══ Raw records
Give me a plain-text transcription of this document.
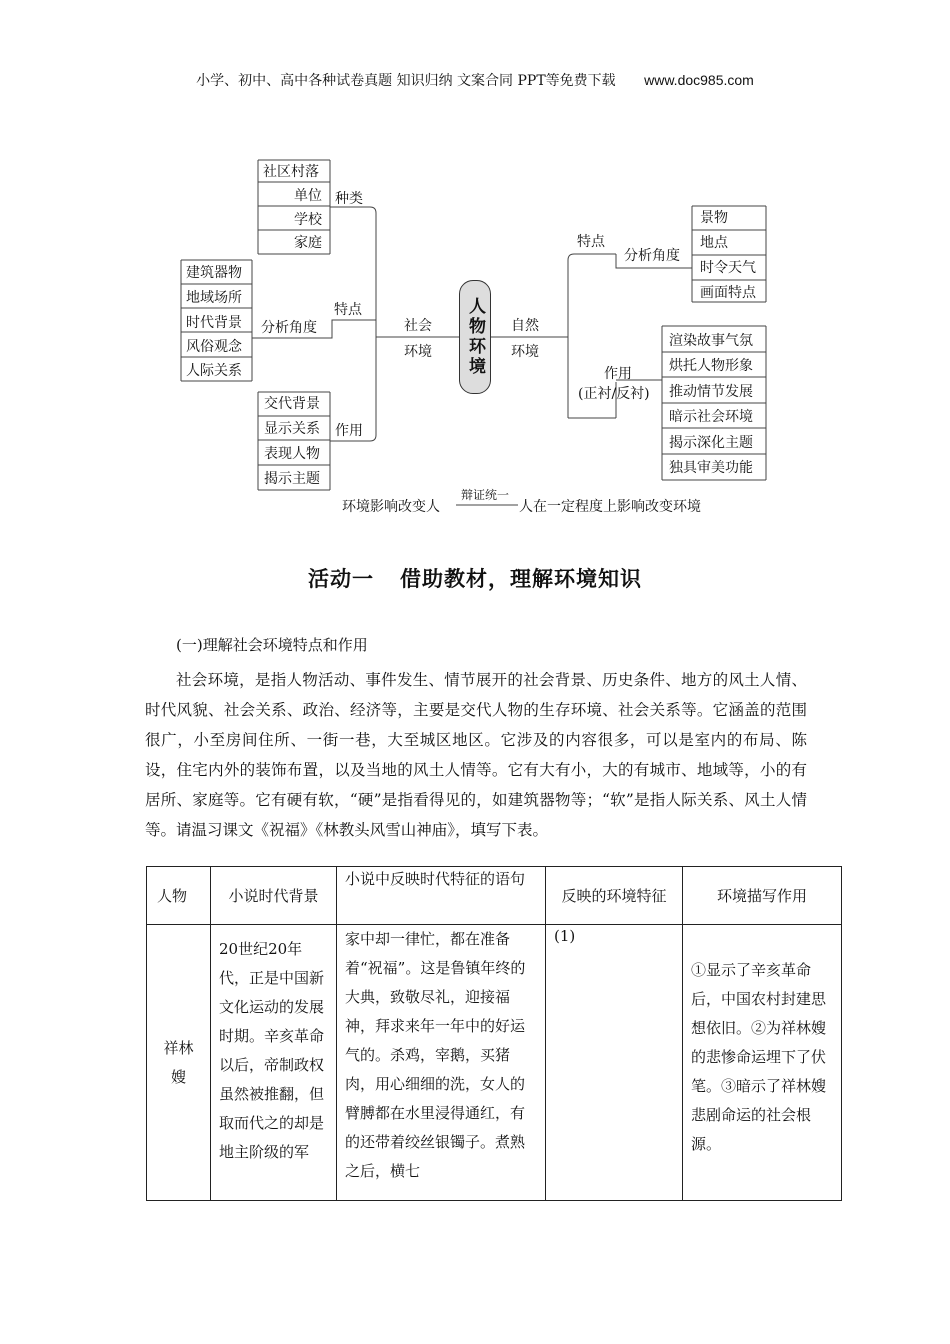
小学、初中、高中各种试卷真题 知识归纳 文案合同 PPT等免费下载 www.doc985.com
人物环境
社会
环境
自然
环境
种类
社区村落
单位
学校
家庭
特点
分析角度
建筑器物
地域场所
时代背景
风俗观念
人际关系
作用
交代背景
显示关系
表现人物
揭示主题
特点
分析角度
景物
地点
时令天气
画面特点
作用
(正衬/反衬)
渲染故事气氛
烘托人物形象
推动情节发展
暗示社会环境
揭示深化主题
独具审美功能
环境影响改变人
辩证统一
人在一定程度上影响改变环境
活动一 借助教材，理解环境知识
(一)理解社会环境特点和作用
社会环境，是指人物活动、事件发生、情节展开的社会背景、历史条件、地方的风土人情、时代风貌、社会关系、政治、经济等，主要是交代人物的生存环境、社会关系等。它涵盖的范围很广，小至房间住所、一街一巷，大至城区地区。它涉及的内容很多，可以是室内的布局、陈设，住宅内外的装饰布置，以及当地的风土人情等。它有大有小，大的有城市、地域等，小的有居所、家庭等。它有硬有软，“硬”是指看得见的，如建筑器物等；“软”是指人际关系、风土人情等。请温习课文《祝福》《林教头风雪山神庙》，填写下表。
人物	小说时代背景	小说中反映时代特征的语句	反映的环境特征	环境描写作用
祥林嫂	20世纪20年代，正是中国新文化运动的发展时期。辛亥革命以后，帝制政权虽然被推翻，但取而代之的却是地主阶级的军	家中却一律忙，都在准备着“祝福”。这是鲁镇年终的大典，致敬尽礼，迎接福神，拜求来年一年中的好运气的。杀鸡，宰鹅，买猪肉，用心细细的洗，女人的臂膊都在水里浸得通红，有的还带着绞丝银镯子。煮熟之后，横七	(1)	①显示了辛亥革命后，中国农村封建思想依旧。②为祥林嫂的悲惨命运埋下了伏笔。③暗示了祥林嫂悲剧命运的社会根源。
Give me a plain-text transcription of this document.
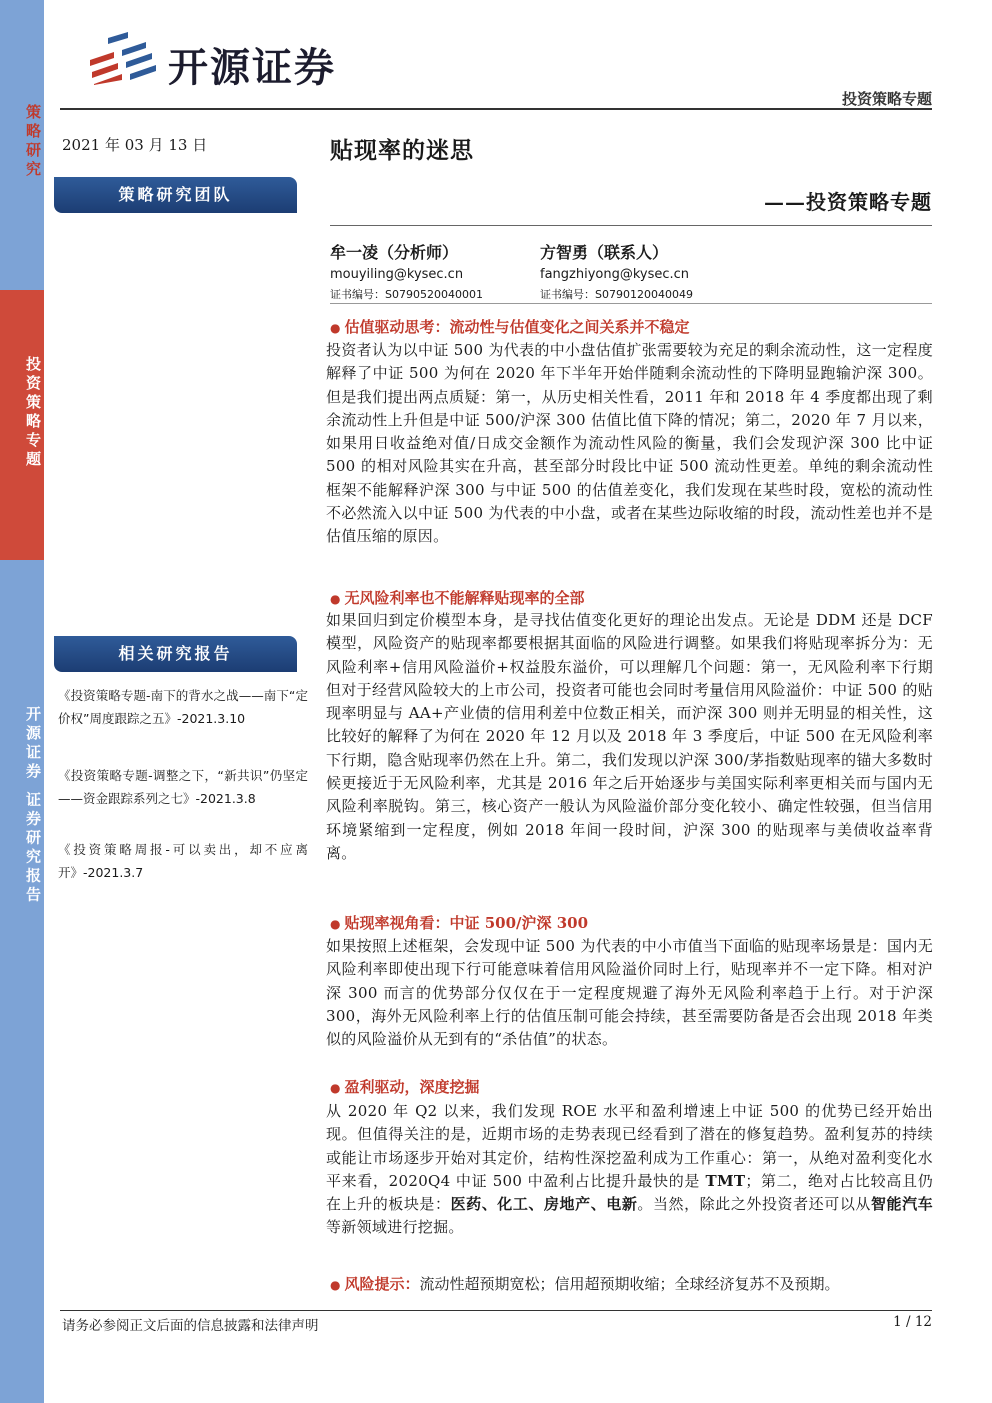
策略研究
投资策略专题
开源证券 证券研究报告
开源证券
投资策略专题
2021 年 03 月 13 日	贴现率的迷思
策略研究团队	——投资策略专题
牟一凌（分析师）
mouyiling@kysec.cn
证书编号：S0790520040001
方智勇（联系人）
fangzhiyong@kysec.cn
证书编号：S0790120040049
相关研究报告
《投资策略专题-南下的背水之战——南下“定价权”周度跟踪之五》-2021.3.10
《投资策略专题-调整之下，“新共识”仍坚定——资金跟踪系列之七》-2021.3.8
《投资策略周报-可以卖出，却不应离开》-2021.3.7
● 估值驱动思考：流动性与估值变化之间关系并不稳定
投资者认为以中证 500 为代表的中小盘估值扩张需要较为充足的剩余流动性，这一定程度解释了中证 500 为何在 2020 年下半年开始伴随剩余流动性的下降明显跑输沪深 300。但是我们提出两点质疑：第一，从历史相关性看，2011 年和 2018 年 4 季度都出现了剩余流动性上升但是中证 500/沪深 300 估值比值下降的情况；第二，2020 年 7 月以来，如果用日收益绝对值/日成交金额作为流动性风险的衡量，我们会发现沪深 300 比中证 500 的相对风险其实在升高，甚至部分时段比中证 500 流动性更差。单纯的剩余流动性框架不能解释沪深 300 与中证 500 的估值差变化，我们发现在某些时段，宽松的流动性不必然流入以中证 500 为代表的中小盘，或者在某些边际收缩的时段，流动性差也并不是估值压缩的原因。
● 无风险利率也不能解释贴现率的全部
如果回归到定价模型本身，是寻找估值变化更好的理论出发点。无论是 DDM 还是 DCF 模型，风险资产的贴现率都要根据其面临的风险进行调整。如果我们将贴现率拆分为：无风险利率+信用风险溢价+权益股东溢价，可以理解几个问题：第一，无风险利率下行期但对于经营风险较大的上市公司，投资者可能也会同时考量信用风险溢价：中证 500 的贴现率明显与 AA+产业债的信用利差中位数正相关，而沪深 300 则并无明显的相关性，这比较好的解释了为何在 2020 年 12 月以及 2018 年 3 季度后，中证 500 在无风险利率下行期，隐含贴现率仍然在上升。第二，我们发现以沪深 300/茅指数贴现率的锚大多数时候更接近于无风险利率，尤其是 2016 年之后开始逐步与美国实际利率更相关而与国内无风险利率脱钩。第三，核心资产一般认为风险溢价部分变化较小、确定性较强，但当信用环境紧缩到一定程度，例如 2018 年间一段时间，沪深 300 的贴现率与美债收益率背离。
● 贴现率视角看：中证 500/沪深 300
如果按照上述框架，会发现中证 500 为代表的中小市值当下面临的贴现率场景是：国内无风险利率即使出现下行可能意味着信用风险溢价同时上行，贴现率并不一定下降。相对沪深 300 而言的优势部分仅仅在于一定程度规避了海外无风险利率趋于上行。对于沪深 300，海外无风险利率上行的估值压制可能会持续，甚至需要防备是否会出现 2018 年类似的风险溢价从无到有的“杀估值”的状态。
● 盈利驱动，深度挖掘
从 2020 年 Q2 以来，我们发现 ROE 水平和盈利增速上中证 500 的优势已经开始出现。但值得关注的是，近期市场的走势表现已经看到了潜在的修复趋势。盈利复苏的持续或能让市场逐步开始对其定价，结构性深挖盈利成为工作重心：第一，从绝对盈利变化水平来看，2020Q4 中证 500 中盈利占比提升最快的是 TMT；第二，绝对占比较高且仍在上升的板块是：医药、化工、房地产、电新。当然，除此之外投资者还可以从智能汽车等新领域进行挖掘。
● 风险提示：流动性超预期宽松；信用超预期收缩；全球经济复苏不及预期。
请务必参阅正文后面的信息披露和法律声明	1 / 12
════
→ Problem: Make an exact copy of all the material, but keep the pictures out of it.

→ Finished exercise:
Give me a plain-text transcription of this document.
小学、初中、高中各种试卷真题 知识归纳 文案合同 PPT等免费下载 www.doc985.com
人物环境
社会
环境
自然
环境
种类
社区村落
单位
学校
家庭
特点
分析角度
建筑器物
地域场所
时代背景
风俗观念
人际关系
作用
交代背景
显示关系
表现人物
揭示主题
特点
分析角度
景物
地点
时令天气
画面特点
作用
(正衬/反衬)
渲染故事气氛
烘托人物形象
推动情节发展
暗示社会环境
揭示深化主题
独具审美功能
环境影响改变人
辩证统一
人在一定程度上影响改变环境
活动一 借助教材，理解环境知识
(一)理解社会环境特点和作用
社会环境，是指人物活动、事件发生、情节展开的社会背景、历史条件、地方的风土人情、时代风貌、社会关系、政治、经济等，主要是交代人物的生存环境、社会关系等。它涵盖的范围很广，小至房间住所、一街一巷，大至城区地区。它涉及的内容很多，可以是室内的布局、陈设，住宅内外的装饰布置，以及当地的风土人情等。它有大有小，大的有城市、地域等，小的有居所、家庭等。它有硬有软，“硬”是指看得见的，如建筑器物等；“软”是指人际关系、风土人情等。请温习课文《祝福》《林教头风雪山神庙》，填写下表。
人物	小说时代背景	小说中反映时代特征的语句	反映的环境特征	环境描写作用
祥林嫂	20世纪20年代，正是中国新文化运动的发展时期。辛亥革命以后，帝制政权虽然被推翻，但取而代之的却是地主阶级的军	家中却一律忙，都在准备着“祝福”。这是鲁镇年终的大典，致敬尽礼，迎接福神，拜求来年一年中的好运气的。杀鸡，宰鹅，买猪肉，用心细细的洗，女人的臂膊都在水里浸得通红，有的还带着绞丝银镯子。煮熟之后，横七	(1)	①显示了辛亥革命后，中国农村封建思想依旧。②为祥林嫂的悲惨命运埋下了伏笔。③暗示了祥林嫂悲剧命运的社会根源。
Give me a plain-text transcription of this document.
策略研究
投资策略专题
开源证券 证券研究报告
开源证券
投资策略专题
2021 年 03 月 13 日	贴现率的迷思
策略研究团队	——投资策略专题
牟一凌（分析师）
mouyiling@kysec.cn
证书编号：S0790520040001
方智勇（联系人）
fangzhiyong@kysec.cn
证书编号：S0790120040049
相关研究报告
《投资策略专题-南下的背水之战——南下“定价权”周度跟踪之五》-2021.3.10
《投资策略专题-调整之下，“新共识”仍坚定——资金跟踪系列之七》-2021.3.8
《投资策略周报-可以卖出，却不应离开》-2021.3.7
● 估值驱动思考：流动性与估值变化之间关系并不稳定
投资者认为以中证 500 为代表的中小盘估值扩张需要较为充足的剩余流动性，这一定程度解释了中证 500 为何在 2020 年下半年开始伴随剩余流动性的下降明显跑输沪深 300。但是我们提出两点质疑：第一，从历史相关性看，2011 年和 2018 年 4 季度都出现了剩余流动性上升但是中证 500/沪深 300 估值比值下降的情况；第二，2020 年 7 月以来，如果用日收益绝对值/日成交金额作为流动性风险的衡量，我们会发现沪深 300 比中证 500 的相对风险其实在升高，甚至部分时段比中证 500 流动性更差。单纯的剩余流动性框架不能解释沪深 300 与中证 500 的估值差变化，我们发现在某些时段，宽松的流动性不必然流入以中证 500 为代表的中小盘，或者在某些边际收缩的时段，流动性差也并不是估值压缩的原因。
● 无风险利率也不能解释贴现率的全部
如果回归到定价模型本身，是寻找估值变化更好的理论出发点。无论是 DDM 还是 DCF 模型，风险资产的贴现率都要根据其面临的风险进行调整。如果我们将贴现率拆分为：无风险利率+信用风险溢价+权益股东溢价，可以理解几个问题：第一，无风险利率下行期但对于经营风险较大的上市公司，投资者可能也会同时考量信用风险溢价：中证 500 的贴现率明显与 AA+产业债的信用利差中位数正相关，而沪深 300 则并无明显的相关性，这比较好的解释了为何在 2020 年 12 月以及 2018 年 3 季度后，中证 500 在无风险利率下行期，隐含贴现率仍然在上升。第二，我们发现以沪深 300/茅指数贴现率的锚大多数时候更接近于无风险利率，尤其是 2016 年之后开始逐步与美国实际利率更相关而与国内无风险利率脱钩。第三，核心资产一般认为风险溢价部分变化较小、确定性较强，但当信用环境紧缩到一定程度，例如 2018 年间一段时间，沪深 300 的贴现率与美债收益率背离。
● 贴现率视角看：中证 500/沪深 300
如果按照上述框架，会发现中证 500 为代表的中小市值当下面临的贴现率场景是：国内无风险利率即使出现下行可能意味着信用风险溢价同时上行，贴现率并不一定下降。相对沪深 300 而言的优势部分仅仅在于一定程度规避了海外无风险利率趋于上行。对于沪深 300，海外无风险利率上行的估值压制可能会持续，甚至需要防备是否会出现 2018 年类似的风险溢价从无到有的“杀估值”的状态。
● 盈利驱动，深度挖掘
从 2020 年 Q2 以来，我们发现 ROE 水平和盈利增速上中证 500 的优势已经开始出现。但值得关注的是，近期市场的走势表现已经看到了潜在的修复趋势。盈利复苏的持续或能让市场逐步开始对其定价，结构性深挖盈利成为工作重心：第一，从绝对盈利变化水平来看，2020Q4 中证 500 中盈利占比提升最快的是 TMT；第二，绝对占比较高且仍在上升的板块是：医药、化工、房地产、电新。当然，除此之外投资者还可以从智能汽车等新领域进行挖掘。
● 风险提示：流动性超预期宽松；信用超预期收缩；全球经济复苏不及预期。
请务必参阅正文后面的信息披露和法律声明	1 / 12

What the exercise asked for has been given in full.